__Given problem__
Give the number of lines in the entries that contain "правоохранительной". State only the count.

__Data rows__
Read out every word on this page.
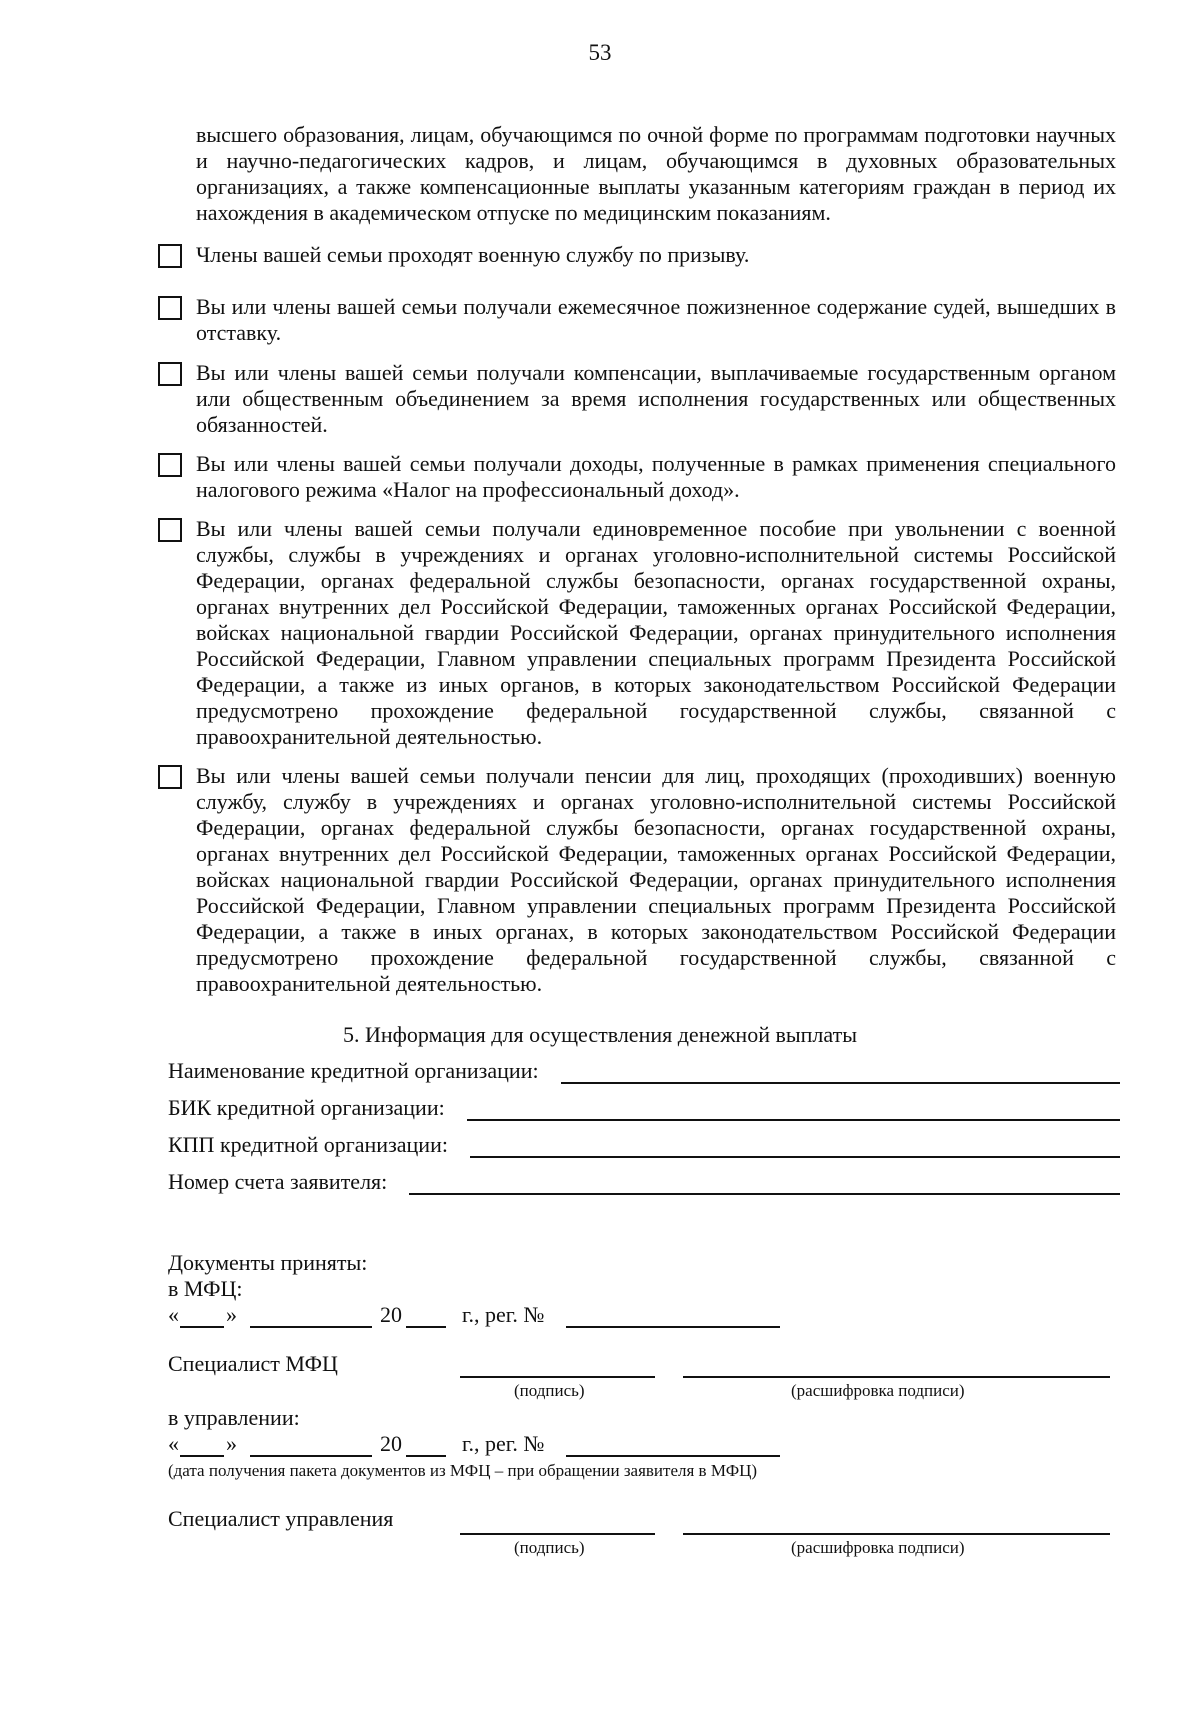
53
высшего образования, лицам, обучающимся по очной форме по программам подготовки научных и научно-педагогических кадров, и лицам, обучающимся в духовных образовательных организациях, а также компенсационные выплаты указанным категориям граждан в период их нахождения в академическом отпуске по медицинским показаниям.
Члены вашей семьи проходят военную службу по призыву.
Вы или члены вашей семьи получали ежемесячное пожизненное содержание судей, вышедших в отставку.
Вы или члены вашей семьи получали компенсации, выплачиваемые государственным органом или общественным объединением за время исполнения государственных или общественных обязанностей.
Вы или члены вашей семьи получали доходы, полученные в рамках применения специального налогового режима «Налог на профессиональный доход».
Вы или члены вашей семьи получали единовременное пособие при увольнении с военной службы, службы в учреждениях и органах уголовно-исполнительной системы Российской Федерации, органах федеральной службы безопасности, органах государственной охраны, органах внутренних дел Российской Федерации, таможенных органах Российской Федерации, войсках национальной гвардии Российской Федерации, органах принудительного исполнения Российской Федерации, Главном управлении специальных программ Президента Российской Федерации, а также из иных органов, в которых законодательством Российской Федерации предусмотрено прохождение федеральной государственной службы, связанной с правоохранительной деятельностью.
Вы или члены вашей семьи получали пенсии для лиц, проходящих (проходивших) военную службу, службу в учреждениях и органах уголовно-исполнительной системы Российской Федерации, органах федеральной службы безопасности, органах государственной охраны, органах внутренних дел Российской Федерации, таможенных органах Российской Федерации, войсках национальной гвардии Российской Федерации, органах принудительного исполнения Российской Федерации, Главном управлении специальных программ Президента Российской Федерации, а также в иных органах, в которых законодательством Российской Федерации предусмотрено прохождение федеральной государственной службы, связанной с правоохранительной деятельностью.
5. Информация для осуществления денежной выплаты
Наименование кредитной организации:
БИК кредитной организации:
КПП кредитной организации:
Номер счета заявителя:
Документы приняты:
в МФЦ:
« »	20	г., рег. №
Специалист МФЦ
(подпись)	(расшифровка подписи)
в управлении:
« »	20	г., рег. №
(дата получения пакета документов из МФЦ – при обращении заявителя в МФЦ)
Специалист управления
(подпись)	(расшифровка подписи)
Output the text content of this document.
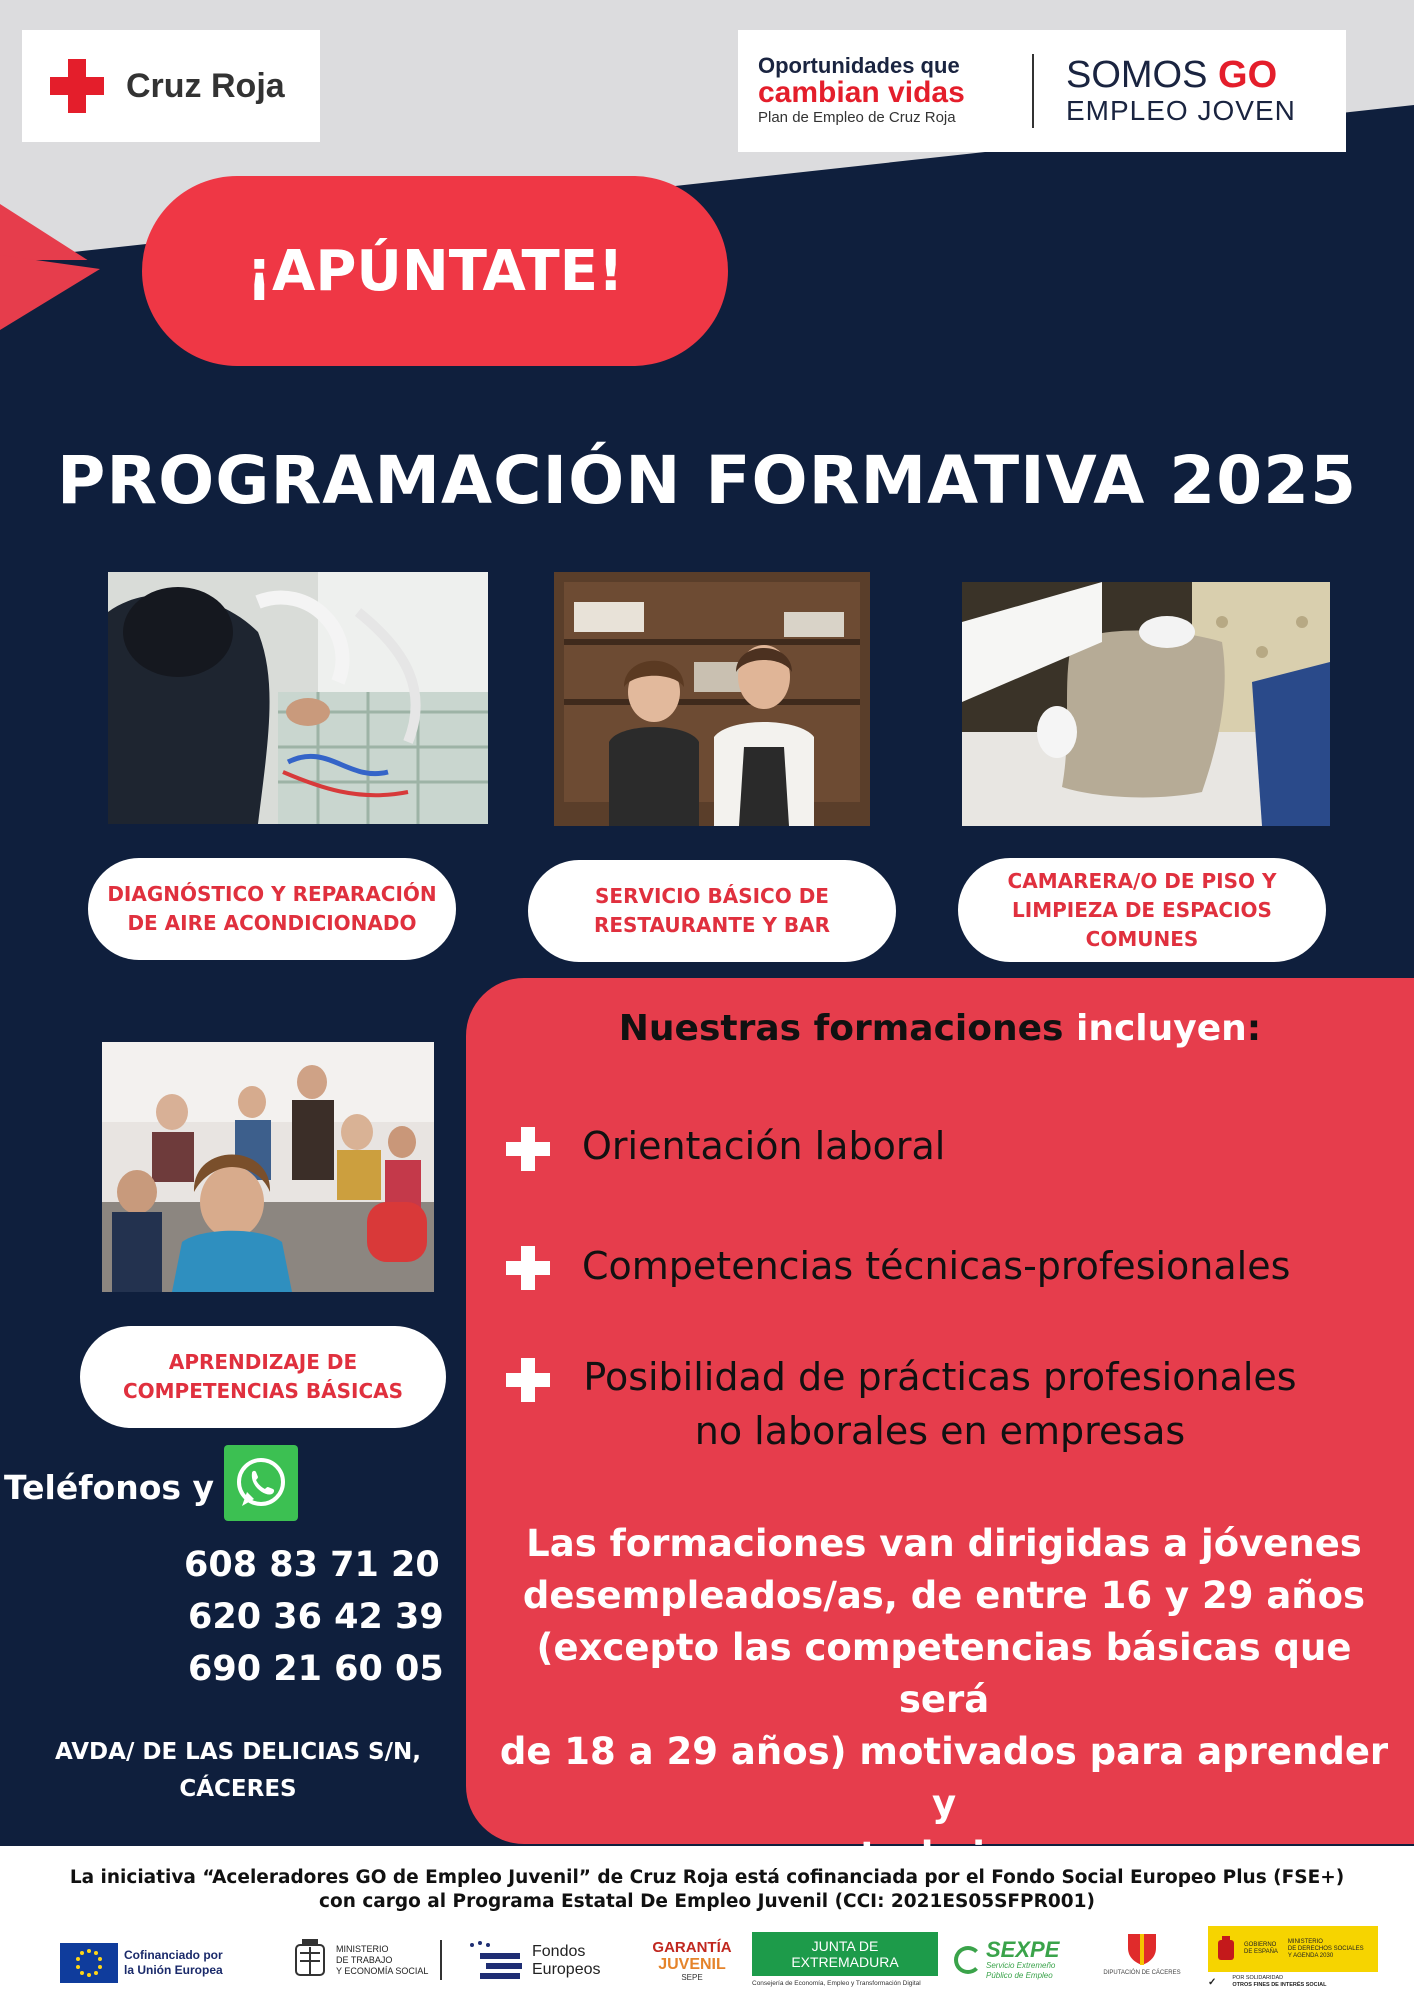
Cruz Roja
Oportunidades que
cambian vidas
Plan de Empleo de Cruz Roja
SOMOS GO
EMPLEO JOVEN
¡APÚNTATE!
PROGRAMACIÓN FORMATIVA 2025
DIAGNÓSTICO Y REPARACIÓN
DE AIRE ACONDICIONADO
SERVICIO BÁSICO DE
RESTAURANTE Y BAR
CAMARERA/O DE PISO Y
LIMPIEZA DE ESPACIOS
COMUNES
APRENDIZAJE DE
COMPETENCIAS BÁSICAS
Nuestras formaciones incluyen:
Orientación laboral
Competencias técnicas-profesionales
Posibilidad de prácticas profesionales
no laborales en empresas
Las formaciones van dirigidas a jóvenes
desempleados/as, de entre 16 y 29 años
(excepto las competencias básicas que será
de 18 a 29 años) motivados para aprender y
Teléfonos y
608 83 71 20
620 36 42 39
690 21 60 05
AVDA/ DE LAS DELICIAS S/N,
CÁCERES
La iniciativa “Aceleradores GO de Empleo Juvenil” de Cruz Roja está cofinanciada por el Fondo Social Europeo Plus (FSE+)
con cargo al Programa Estatal De Empleo Juvenil (CCI: 2021ES05SFPR001)
Cofinanciado por
la Unión Europea
MINISTERIO
DE TRABAJO
Y ECONOMÍA SOCIAL
Fondos
Europeos
GARANTÍA
JUVENIL
SEPE
JUNTA DE EXTREMADURA
Consejería de Economía, Empleo y Transformación Digital
SEXPE
Servicio Extremeño
Público de Empleo	DIPUTACIÓN DE CÁCERES
GOBIERNO
DE ESPAÑA
MINISTERIO
DE DERECHOS SOCIALES
Y AGENDA 2030
✓	POR SOLIDARIDAD
OTROS FINES DE INTERÉS SOCIAL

__Solution to this problem__
2